Records supplied.

☆ ☆ ☆ ☆ ☆ ☆ ☆

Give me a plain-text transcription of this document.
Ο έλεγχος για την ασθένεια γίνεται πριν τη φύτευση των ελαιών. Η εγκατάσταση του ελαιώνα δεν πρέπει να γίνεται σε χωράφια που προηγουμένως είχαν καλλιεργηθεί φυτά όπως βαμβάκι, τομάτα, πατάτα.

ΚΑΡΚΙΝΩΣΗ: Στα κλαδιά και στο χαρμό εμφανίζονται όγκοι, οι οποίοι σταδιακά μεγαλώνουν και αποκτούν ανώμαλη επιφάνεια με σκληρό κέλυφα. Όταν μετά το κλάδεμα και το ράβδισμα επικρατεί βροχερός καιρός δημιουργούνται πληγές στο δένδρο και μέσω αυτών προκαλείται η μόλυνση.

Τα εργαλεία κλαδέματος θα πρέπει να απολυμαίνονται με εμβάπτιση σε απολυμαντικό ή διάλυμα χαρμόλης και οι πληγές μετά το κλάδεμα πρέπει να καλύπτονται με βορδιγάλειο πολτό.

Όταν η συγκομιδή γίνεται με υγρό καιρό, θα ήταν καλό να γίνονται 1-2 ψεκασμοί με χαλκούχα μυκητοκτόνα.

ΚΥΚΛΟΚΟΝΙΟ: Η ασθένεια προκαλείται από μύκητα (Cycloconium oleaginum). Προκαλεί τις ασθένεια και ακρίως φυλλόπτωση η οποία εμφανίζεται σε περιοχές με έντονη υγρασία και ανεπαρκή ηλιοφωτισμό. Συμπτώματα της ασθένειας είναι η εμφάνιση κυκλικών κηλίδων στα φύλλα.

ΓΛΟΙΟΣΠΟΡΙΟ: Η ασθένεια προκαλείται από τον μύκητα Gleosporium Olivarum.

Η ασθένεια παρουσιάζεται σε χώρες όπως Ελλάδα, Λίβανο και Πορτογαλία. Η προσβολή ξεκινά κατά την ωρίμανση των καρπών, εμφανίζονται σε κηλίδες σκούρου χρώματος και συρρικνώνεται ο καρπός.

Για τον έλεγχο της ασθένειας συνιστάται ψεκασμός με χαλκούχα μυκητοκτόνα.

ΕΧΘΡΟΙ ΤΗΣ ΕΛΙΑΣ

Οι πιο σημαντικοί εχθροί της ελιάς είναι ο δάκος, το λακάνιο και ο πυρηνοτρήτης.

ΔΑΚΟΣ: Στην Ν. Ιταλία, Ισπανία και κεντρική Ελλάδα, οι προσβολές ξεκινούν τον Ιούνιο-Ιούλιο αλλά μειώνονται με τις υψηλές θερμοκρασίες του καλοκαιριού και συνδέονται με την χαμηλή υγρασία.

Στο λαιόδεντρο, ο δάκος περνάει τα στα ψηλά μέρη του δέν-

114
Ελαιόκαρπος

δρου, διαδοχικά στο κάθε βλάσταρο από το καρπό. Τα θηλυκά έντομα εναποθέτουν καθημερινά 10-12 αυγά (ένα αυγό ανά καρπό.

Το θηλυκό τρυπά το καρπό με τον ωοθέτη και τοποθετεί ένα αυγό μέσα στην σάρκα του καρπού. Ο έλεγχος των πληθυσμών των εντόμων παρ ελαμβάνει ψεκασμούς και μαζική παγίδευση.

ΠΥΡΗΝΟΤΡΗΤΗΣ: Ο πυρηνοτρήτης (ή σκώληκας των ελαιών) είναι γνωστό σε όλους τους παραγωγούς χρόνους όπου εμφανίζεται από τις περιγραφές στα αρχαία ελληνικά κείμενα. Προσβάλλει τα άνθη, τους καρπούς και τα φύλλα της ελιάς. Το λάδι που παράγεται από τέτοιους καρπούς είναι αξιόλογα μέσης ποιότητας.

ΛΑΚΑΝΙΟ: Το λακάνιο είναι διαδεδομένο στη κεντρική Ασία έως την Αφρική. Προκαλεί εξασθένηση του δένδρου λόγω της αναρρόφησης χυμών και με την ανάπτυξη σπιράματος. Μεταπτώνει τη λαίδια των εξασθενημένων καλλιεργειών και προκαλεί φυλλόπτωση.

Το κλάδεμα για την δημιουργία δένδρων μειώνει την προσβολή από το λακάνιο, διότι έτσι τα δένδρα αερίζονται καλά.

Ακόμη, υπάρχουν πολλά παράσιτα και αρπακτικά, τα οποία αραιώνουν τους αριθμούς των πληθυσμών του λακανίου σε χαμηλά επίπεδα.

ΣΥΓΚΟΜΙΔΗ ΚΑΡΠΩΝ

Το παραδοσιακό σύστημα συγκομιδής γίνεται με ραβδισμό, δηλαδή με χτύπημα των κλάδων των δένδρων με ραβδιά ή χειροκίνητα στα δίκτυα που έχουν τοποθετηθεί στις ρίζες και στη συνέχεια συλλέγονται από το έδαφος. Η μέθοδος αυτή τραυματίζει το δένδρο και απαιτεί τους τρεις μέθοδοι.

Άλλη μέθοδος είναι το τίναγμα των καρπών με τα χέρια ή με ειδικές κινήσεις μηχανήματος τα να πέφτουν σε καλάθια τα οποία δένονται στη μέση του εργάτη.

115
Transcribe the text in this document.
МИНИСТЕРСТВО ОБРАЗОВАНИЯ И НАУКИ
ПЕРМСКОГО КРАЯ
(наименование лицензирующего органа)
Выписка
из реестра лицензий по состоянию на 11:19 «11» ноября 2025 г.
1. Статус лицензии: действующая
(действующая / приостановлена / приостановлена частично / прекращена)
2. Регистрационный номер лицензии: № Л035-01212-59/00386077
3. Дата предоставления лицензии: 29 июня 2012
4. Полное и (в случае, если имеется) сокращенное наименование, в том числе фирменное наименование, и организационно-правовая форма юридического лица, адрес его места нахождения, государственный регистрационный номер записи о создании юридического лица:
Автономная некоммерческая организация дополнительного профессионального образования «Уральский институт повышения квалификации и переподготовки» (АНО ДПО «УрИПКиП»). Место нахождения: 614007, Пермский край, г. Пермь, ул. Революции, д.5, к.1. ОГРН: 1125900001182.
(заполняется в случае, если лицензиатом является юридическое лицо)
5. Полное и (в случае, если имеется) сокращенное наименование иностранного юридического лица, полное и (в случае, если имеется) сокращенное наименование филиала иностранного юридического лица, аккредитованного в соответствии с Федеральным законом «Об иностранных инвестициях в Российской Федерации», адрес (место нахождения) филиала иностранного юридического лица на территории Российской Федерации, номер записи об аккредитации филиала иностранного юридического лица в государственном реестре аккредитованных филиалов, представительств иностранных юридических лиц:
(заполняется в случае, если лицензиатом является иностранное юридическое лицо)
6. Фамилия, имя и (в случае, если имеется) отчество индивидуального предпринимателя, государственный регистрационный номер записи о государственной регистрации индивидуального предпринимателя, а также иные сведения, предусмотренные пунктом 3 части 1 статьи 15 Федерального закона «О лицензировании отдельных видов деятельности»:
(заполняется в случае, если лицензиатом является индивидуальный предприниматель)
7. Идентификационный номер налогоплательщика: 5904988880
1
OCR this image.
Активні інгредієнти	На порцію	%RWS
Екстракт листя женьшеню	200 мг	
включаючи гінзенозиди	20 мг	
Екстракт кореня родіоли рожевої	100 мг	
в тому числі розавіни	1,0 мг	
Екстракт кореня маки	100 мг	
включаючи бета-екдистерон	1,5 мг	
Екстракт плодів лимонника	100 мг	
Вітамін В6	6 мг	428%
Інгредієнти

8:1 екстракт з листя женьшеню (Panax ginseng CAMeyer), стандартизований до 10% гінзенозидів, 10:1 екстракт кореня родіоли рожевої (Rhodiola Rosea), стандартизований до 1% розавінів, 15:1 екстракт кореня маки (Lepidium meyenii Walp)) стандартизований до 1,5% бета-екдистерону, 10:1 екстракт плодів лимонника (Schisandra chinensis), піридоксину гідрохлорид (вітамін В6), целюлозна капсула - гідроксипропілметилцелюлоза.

☆ ☆ ☆ ☆ ☆ ☆ ☆

Task objective. Look through the entries above and count each line holding "document"; report the count alone.

Response. 2